[Предложенный текст]
○ ○ ○ ○ ○ ○ ○
Как то нередко случается, подозревающий в неверности другого сам бывает неверен. Вот и о слабости отца Достоевского к женскому полу свидетельствуют знавшие его люди. Есть основания предполагать, что это тоже могло послужить одной из причин кровавой расправы над ненавистным барином. Сказать что-либо более определенное трудно. «Человек есть тайна». Эту столь часто цитируемую формулу молодой Достоевский вывел в письме к брату Михаилу, написанном через месяц после смерти отца, о котором, признается 17-летний Федор, он «пролил много слез».
Итак, человек есть тайна, и тайну эту, продолжает Достоевский наставлять брата, надо разгадывать, «и ежели будешь ее разгадывать всю жизнь, то не говори, что потерял время...»
Сам творец идеологических романов разгадывал ее столь интенсивно и целеустремленно, как, может быть, никто другой в мировой литературе. Но вот насколько приблизился к ней — сказать трудно. Ответ ищут, естественно, в его великих произведениях, но, может быть, он лежит, затаившись, в каких-то вскользь брошенных им словах, на которые не всегда и внимание обращают.
Говоря в письме к младшему брату Андрею о своей семье, Достоевский сокрушается, что она слишком мала (имеется в виду возраст детей) и мечтает прожить еще хотя бы лет семь, чтобы поставить их на ноги. Это был март 1876 года — жить ему оставалось меньше пяти лет. По-видимому, он это чувствовал. «Да и мысль, — прибавляет, — что детки мои будут помнить мое лицо, по смерти моей, была мне очень приятна».
Это не случайный мотив и возник он не в последние годы, а гораздо раньше. Так почти 10 лет назад в Женевском дневнике Анны Григорьевны записаны слова мужа: «Вечером, когда он прощался, то сказал, что если он умрет, то чтобы я его вспоминала хорошим и думала о нем». На первый взгляд, самое простое, самое естественное наше желание — чтобы о нас помнили после нашей смерти, но не является ли это желание золотым ключиком к тайне смертного человека? Одним из способов, самым, может быть, надежным, выйти за поставленные смертью пределы. На Бога надейся, а сам не плошай...
Что такое Женевский дневник Достоевской? Это пухленькая, в 123 листа, записная книжка в коричневом коленкоровом переплете. Записи в ней делались в последние месяцы 1867 года, когда молодожены (обвенчались 15 февраля) находились за границей. Молодая женщина, которой едва исполнилось двадцать лет, заносила сюда карандашом украдкой от мужа свои ежедневные впечатления, причем, профессиональная стенографистка, именно в этом качестве и явившаяся год назад к прославленному романисту, чтобы записать под его диктовку новое произведение, изобрела для своего потаенного дневника особый способ стенографии. Умирая, она наказала его «уничтожить, так как вряд ли найдется лицо, которое могло бы перевести со стенографического на обыкновенное письмо».
○ ○ ○ ○ ○ ○ ○
[Задание A]
Назовите всех родственников Достоевского, которые упомянуты во фрагменте о Достоевском по имени.
Этот текст и приведенные далее строки никак не связаны между собой.

(Данные о границах областей)
○ ○ ○ ○ ○ ○ ○
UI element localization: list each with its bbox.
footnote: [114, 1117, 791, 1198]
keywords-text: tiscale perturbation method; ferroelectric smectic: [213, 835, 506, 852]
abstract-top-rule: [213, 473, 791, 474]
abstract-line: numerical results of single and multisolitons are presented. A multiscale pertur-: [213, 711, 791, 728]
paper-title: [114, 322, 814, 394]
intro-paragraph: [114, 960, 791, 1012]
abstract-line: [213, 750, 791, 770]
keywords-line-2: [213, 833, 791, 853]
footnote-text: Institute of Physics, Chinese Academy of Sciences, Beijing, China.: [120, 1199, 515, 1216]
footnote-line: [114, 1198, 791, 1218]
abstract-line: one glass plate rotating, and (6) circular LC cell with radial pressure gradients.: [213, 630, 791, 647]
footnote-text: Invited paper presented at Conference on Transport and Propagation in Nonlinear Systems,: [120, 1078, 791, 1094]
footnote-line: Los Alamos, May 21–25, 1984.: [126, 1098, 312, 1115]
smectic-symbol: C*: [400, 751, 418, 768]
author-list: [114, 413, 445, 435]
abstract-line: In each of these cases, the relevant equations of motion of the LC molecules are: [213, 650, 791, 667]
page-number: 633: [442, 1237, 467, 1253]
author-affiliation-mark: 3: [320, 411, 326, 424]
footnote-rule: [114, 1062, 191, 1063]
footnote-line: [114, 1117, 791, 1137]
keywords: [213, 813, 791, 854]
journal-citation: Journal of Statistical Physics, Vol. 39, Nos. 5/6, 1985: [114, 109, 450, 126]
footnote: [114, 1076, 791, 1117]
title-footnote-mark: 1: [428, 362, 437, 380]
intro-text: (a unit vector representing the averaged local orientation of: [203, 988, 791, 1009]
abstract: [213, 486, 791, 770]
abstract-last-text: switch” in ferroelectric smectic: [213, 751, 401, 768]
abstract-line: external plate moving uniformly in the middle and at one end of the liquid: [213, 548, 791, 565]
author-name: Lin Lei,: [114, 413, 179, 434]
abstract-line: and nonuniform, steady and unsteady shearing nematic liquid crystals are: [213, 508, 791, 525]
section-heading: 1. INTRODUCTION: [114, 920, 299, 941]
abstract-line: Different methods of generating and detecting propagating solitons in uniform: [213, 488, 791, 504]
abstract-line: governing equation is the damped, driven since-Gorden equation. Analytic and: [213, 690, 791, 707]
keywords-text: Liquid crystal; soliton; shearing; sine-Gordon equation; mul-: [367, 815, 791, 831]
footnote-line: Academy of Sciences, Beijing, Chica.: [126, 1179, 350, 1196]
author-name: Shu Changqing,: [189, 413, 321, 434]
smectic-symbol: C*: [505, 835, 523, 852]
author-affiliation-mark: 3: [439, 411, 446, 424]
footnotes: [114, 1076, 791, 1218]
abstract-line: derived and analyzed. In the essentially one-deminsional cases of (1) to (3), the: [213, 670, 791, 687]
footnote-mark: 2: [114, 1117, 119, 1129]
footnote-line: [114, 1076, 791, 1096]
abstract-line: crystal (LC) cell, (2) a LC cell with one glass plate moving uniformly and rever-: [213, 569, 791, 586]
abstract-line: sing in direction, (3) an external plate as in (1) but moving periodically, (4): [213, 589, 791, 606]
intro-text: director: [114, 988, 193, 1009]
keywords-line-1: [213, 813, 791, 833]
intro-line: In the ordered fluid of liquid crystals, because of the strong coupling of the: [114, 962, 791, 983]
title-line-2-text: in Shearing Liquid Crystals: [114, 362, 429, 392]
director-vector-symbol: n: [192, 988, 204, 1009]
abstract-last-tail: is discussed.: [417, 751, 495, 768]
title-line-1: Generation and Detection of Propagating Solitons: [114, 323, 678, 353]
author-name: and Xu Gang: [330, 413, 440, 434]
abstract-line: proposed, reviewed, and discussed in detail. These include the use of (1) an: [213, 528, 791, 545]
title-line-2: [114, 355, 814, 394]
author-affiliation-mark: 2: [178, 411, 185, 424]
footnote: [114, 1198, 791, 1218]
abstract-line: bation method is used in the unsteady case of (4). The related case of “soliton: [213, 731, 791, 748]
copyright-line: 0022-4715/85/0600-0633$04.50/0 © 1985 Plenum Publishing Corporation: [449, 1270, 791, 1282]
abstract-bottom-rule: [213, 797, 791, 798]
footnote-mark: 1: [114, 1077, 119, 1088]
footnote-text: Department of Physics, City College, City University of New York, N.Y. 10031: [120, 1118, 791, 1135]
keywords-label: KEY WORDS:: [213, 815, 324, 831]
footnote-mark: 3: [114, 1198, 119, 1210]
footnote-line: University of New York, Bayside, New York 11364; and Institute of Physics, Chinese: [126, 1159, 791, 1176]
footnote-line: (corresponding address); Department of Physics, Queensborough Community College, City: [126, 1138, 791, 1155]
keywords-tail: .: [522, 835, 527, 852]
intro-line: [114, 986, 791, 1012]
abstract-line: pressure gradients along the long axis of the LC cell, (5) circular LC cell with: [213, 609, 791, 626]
○ ○ ○ ○ ○ ○ ○
[Задание B]
Перепишите без изменений строки из «Данных о границах областей»: от первой строки этих данных до строки с «abstract-line: one glass» включительно.

[Ответ A]
Брат Михаил, младший брат Андрей, Анна Григорьевна.

[Ответ B]
UI element localization: list each with its bbox.
footnote: [114, 1117, 791, 1198]
keywords-text: tiscale perturbation method; ferroelectric smectic: [213, 835, 506, 852]
abstract-top-rule: [213, 473, 791, 474]
abstract-line: numerical results of single and multisolitons are presented. A multiscale pertur-: [213, 711, 791, 728]
paper-title: [114, 322, 814, 394]
intro-paragraph: [114, 960, 791, 1012]
abstract-line: [213, 750, 791, 770]
keywords-line-2: [213, 833, 791, 853]
footnote-text: Institute of Physics, Chinese Academy of Sciences, Beijing, China.: [120, 1199, 515, 1216]
footnote-line: [114, 1198, 791, 1218]
abstract-line: one glass plate rotating, and (6) circular LC cell with radial pressure gradients.: [213, 630, 791, 647]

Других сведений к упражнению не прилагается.